■ Required work: Make an exact copy of each entry, leaving out every picture.

■ Data rows:
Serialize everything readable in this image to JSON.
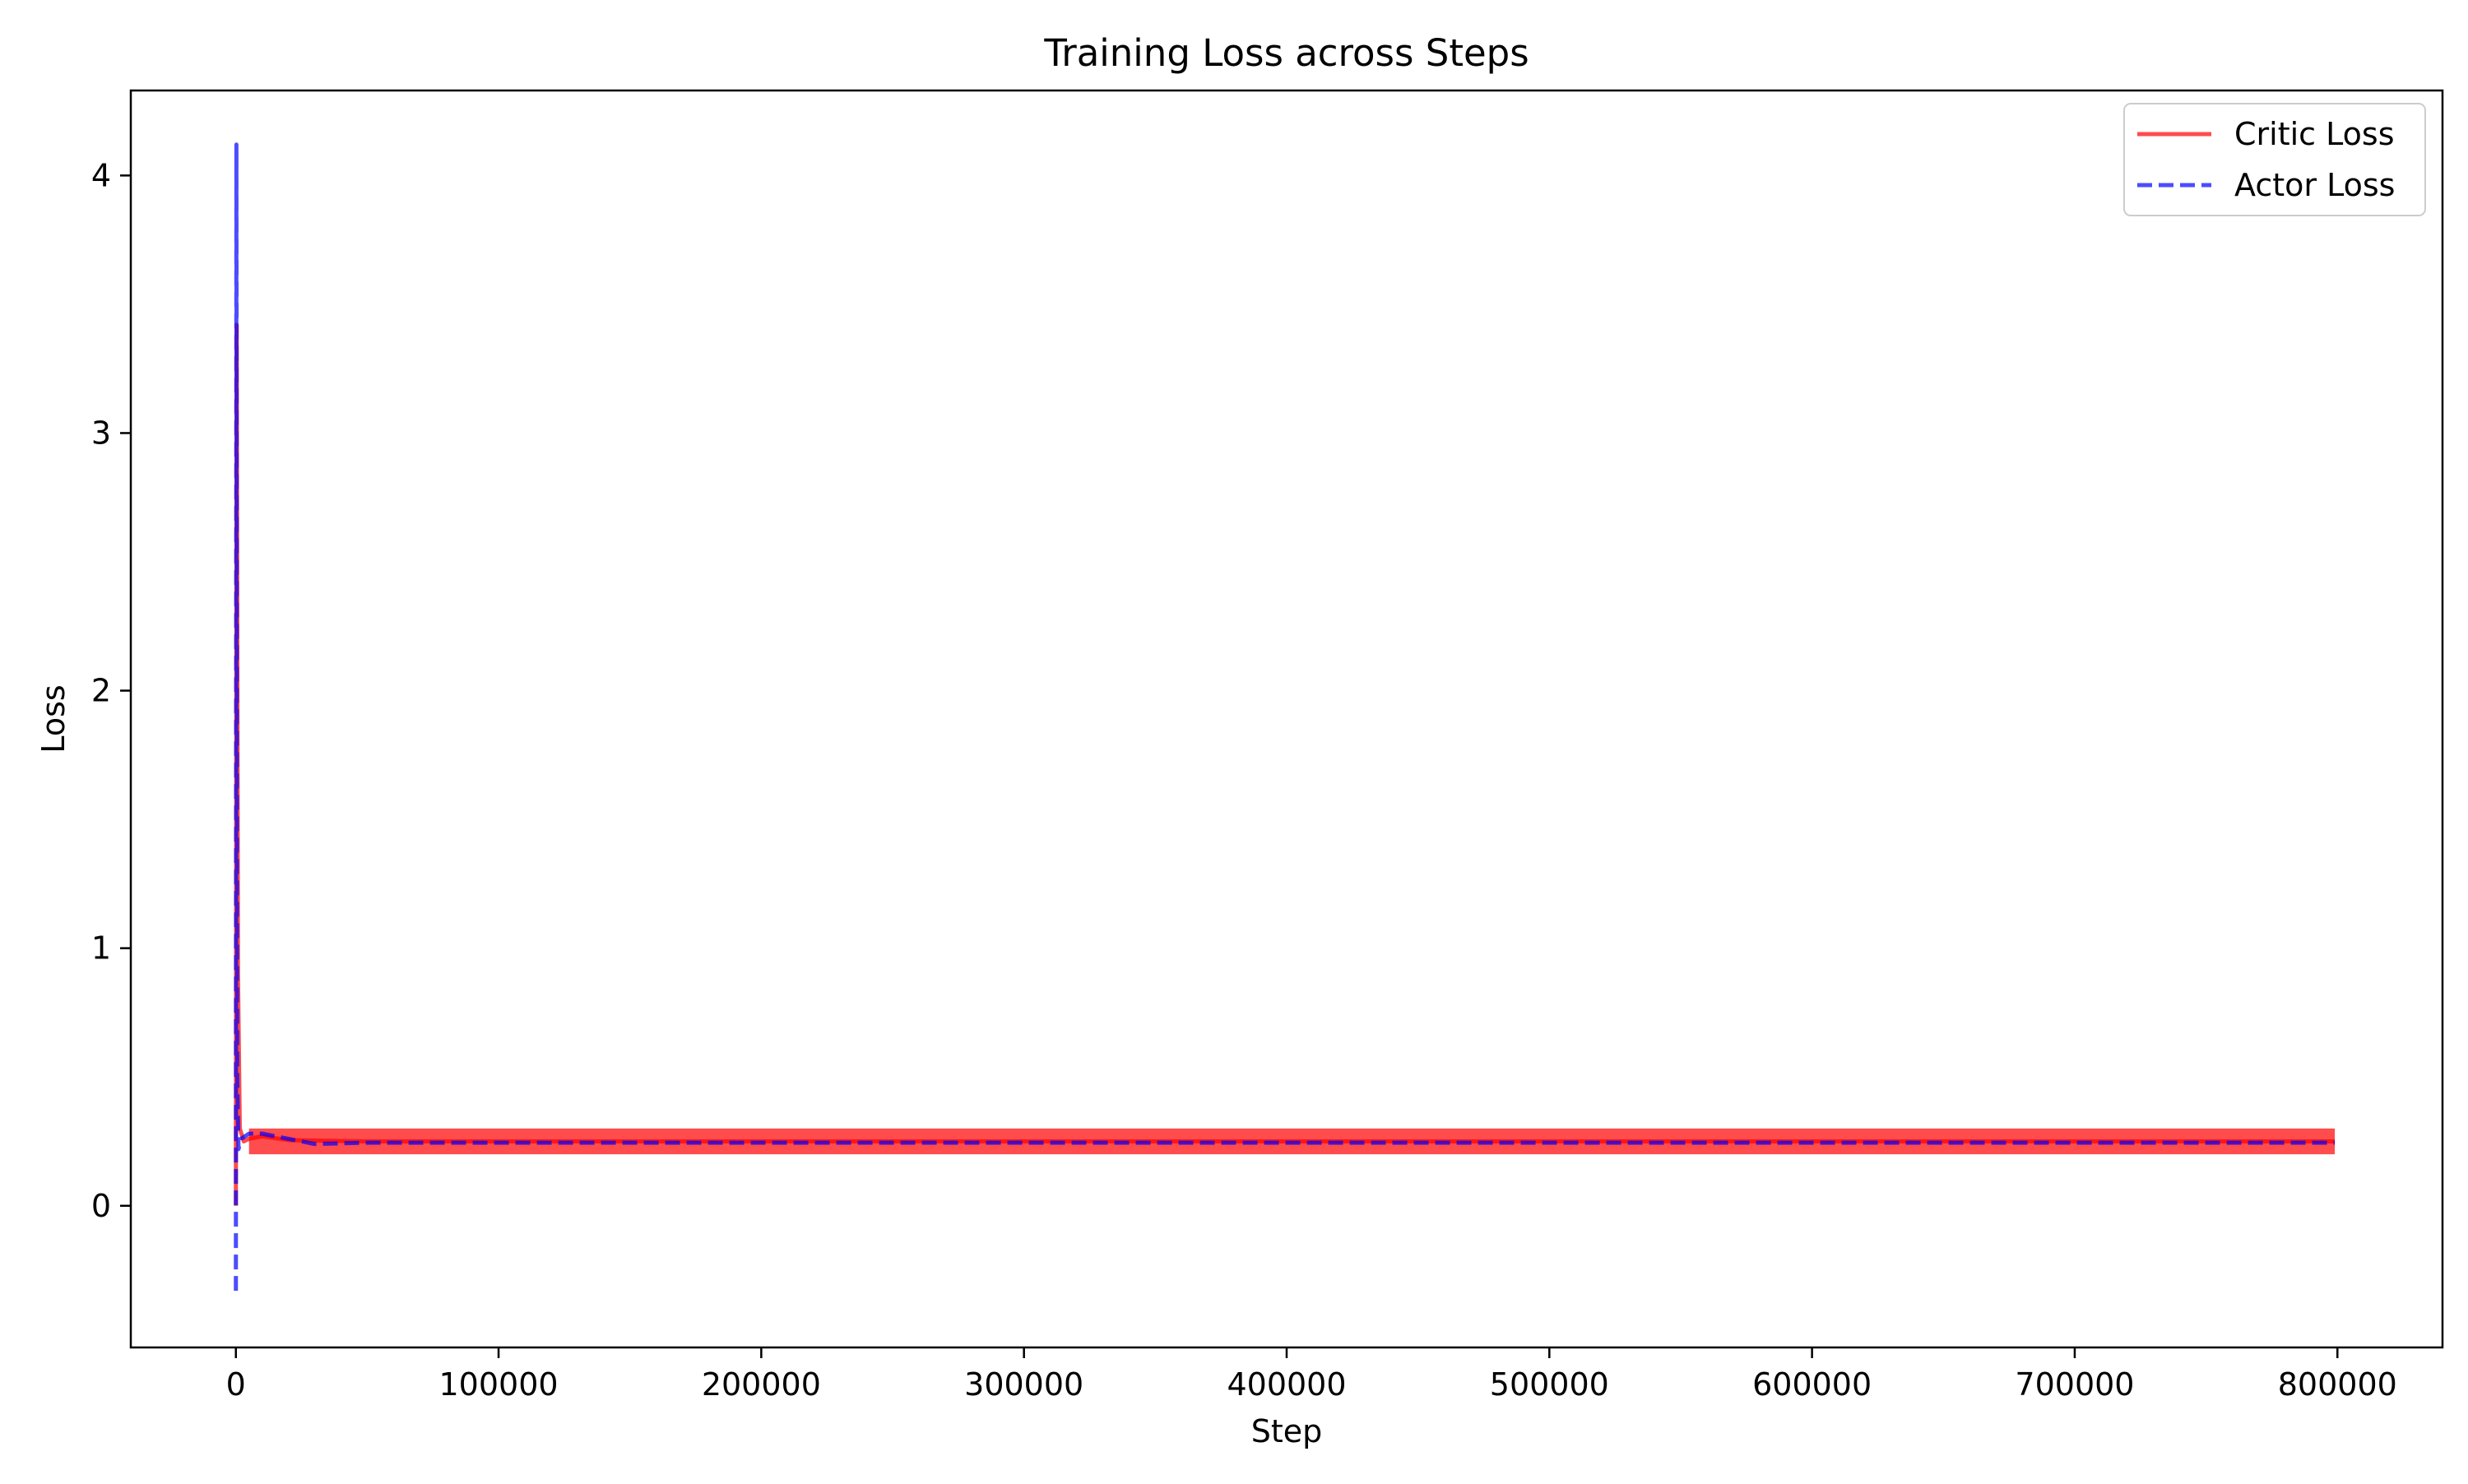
{
  "chart_data": {
    "type": "line",
    "title": "Training Loss across Steps",
    "xlabel": "Step",
    "ylabel": "Loss",
    "xlim": [
      -40000,
      840000
    ],
    "ylim": [
      -0.55,
      4.33
    ],
    "xticks": [
      0,
      100000,
      200000,
      300000,
      400000,
      500000,
      600000,
      700000,
      800000
    ],
    "xtick_labels": [
      "0",
      "100000",
      "200000",
      "300000",
      "400000",
      "500000",
      "600000",
      "700000",
      "800000"
    ],
    "yticks": [
      0,
      1,
      2,
      3,
      4
    ],
    "ytick_labels": [
      "0",
      "1",
      "2",
      "3",
      "4"
    ],
    "grid": false,
    "legend_position": "top-right",
    "series": [
      {
        "name": "Critic Loss",
        "color": "#ff0000",
        "style": "solid",
        "alpha": 0.7,
        "x": [
          0,
          300,
          800,
          1500,
          3000,
          5000,
          10000,
          20000,
          50000,
          100000,
          200000,
          300000,
          400000,
          500000,
          600000,
          700000,
          799000
        ],
        "y": [
          0.0,
          3.42,
          0.9,
          0.3,
          0.25,
          0.26,
          0.27,
          0.255,
          0.25,
          0.25,
          0.25,
          0.25,
          0.25,
          0.25,
          0.25,
          0.25,
          0.25
        ],
        "band": [
          0.2,
          0.3
        ]
      },
      {
        "name": "Actor Loss",
        "color": "#0000ff",
        "style": "dashed",
        "alpha": 0.7,
        "x": [
          0,
          200,
          500,
          1000,
          2000,
          5000,
          10000,
          15000,
          20000,
          30000,
          50000,
          100000,
          200000,
          300000,
          400000,
          500000,
          600000,
          700000,
          799000
        ],
        "y": [
          -0.33,
          4.12,
          0.5,
          0.22,
          0.26,
          0.28,
          0.28,
          0.27,
          0.26,
          0.24,
          0.245,
          0.245,
          0.245,
          0.245,
          0.245,
          0.245,
          0.245,
          0.245,
          0.245
        ]
      }
    ]
  }
}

■ Output for this task:
Serialize everything readable in this image to JSON.
{
  "chart_data": {
    "type": "line",
    "title": "Training Loss across Steps",
    "xlabel": "Step",
    "ylabel": "Loss",
    "xlim": [
      -40000,
      840000
    ],
    "ylim": [
      -0.55,
      4.33
    ],
    "xticks": [
      0,
      100000,
      200000,
      300000,
      400000,
      500000,
      600000,
      700000,
      800000
    ],
    "xtick_labels": [
      "0",
      "100000",
      "200000",
      "300000",
      "400000",
      "500000",
      "600000",
      "700000",
      "800000"
    ],
    "yticks": [
      0,
      1,
      2,
      3,
      4
    ],
    "ytick_labels": [
      "0",
      "1",
      "2",
      "3",
      "4"
    ],
    "grid": false,
    "legend_position": "top-right",
    "series": [
      {
        "name": "Critic Loss",
        "color": "#ff0000",
        "style": "solid",
        "alpha": 0.7,
        "x": [
          0,
          300,
          800,
          1500,
          3000,
          5000,
          10000,
          20000,
          50000,
          100000,
          200000,
          300000,
          400000,
          500000,
          600000,
          700000,
          799000
        ],
        "y": [
          0.0,
          3.42,
          0.9,
          0.3,
          0.25,
          0.26,
          0.27,
          0.255,
          0.25,
          0.25,
          0.25,
          0.25,
          0.25,
          0.25,
          0.25,
          0.25,
          0.25
        ],
        "band": [
          0.2,
          0.3
        ]
      },
      {
        "name": "Actor Loss",
        "color": "#0000ff",
        "style": "dashed",
        "alpha": 0.7,
        "x": [
          0,
          200,
          500,
          1000,
          2000,
          5000,
          10000,
          15000,
          20000,
          30000,
          50000,
          100000,
          200000,
          300000,
          400000,
          500000,
          600000,
          700000,
          799000
        ],
        "y": [
          -0.33,
          4.12,
          0.5,
          0.22,
          0.26,
          0.28,
          0.28,
          0.27,
          0.26,
          0.24,
          0.245,
          0.245,
          0.245,
          0.245,
          0.245,
          0.245,
          0.245,
          0.245,
          0.245
        ]
      }
    ]
  }
}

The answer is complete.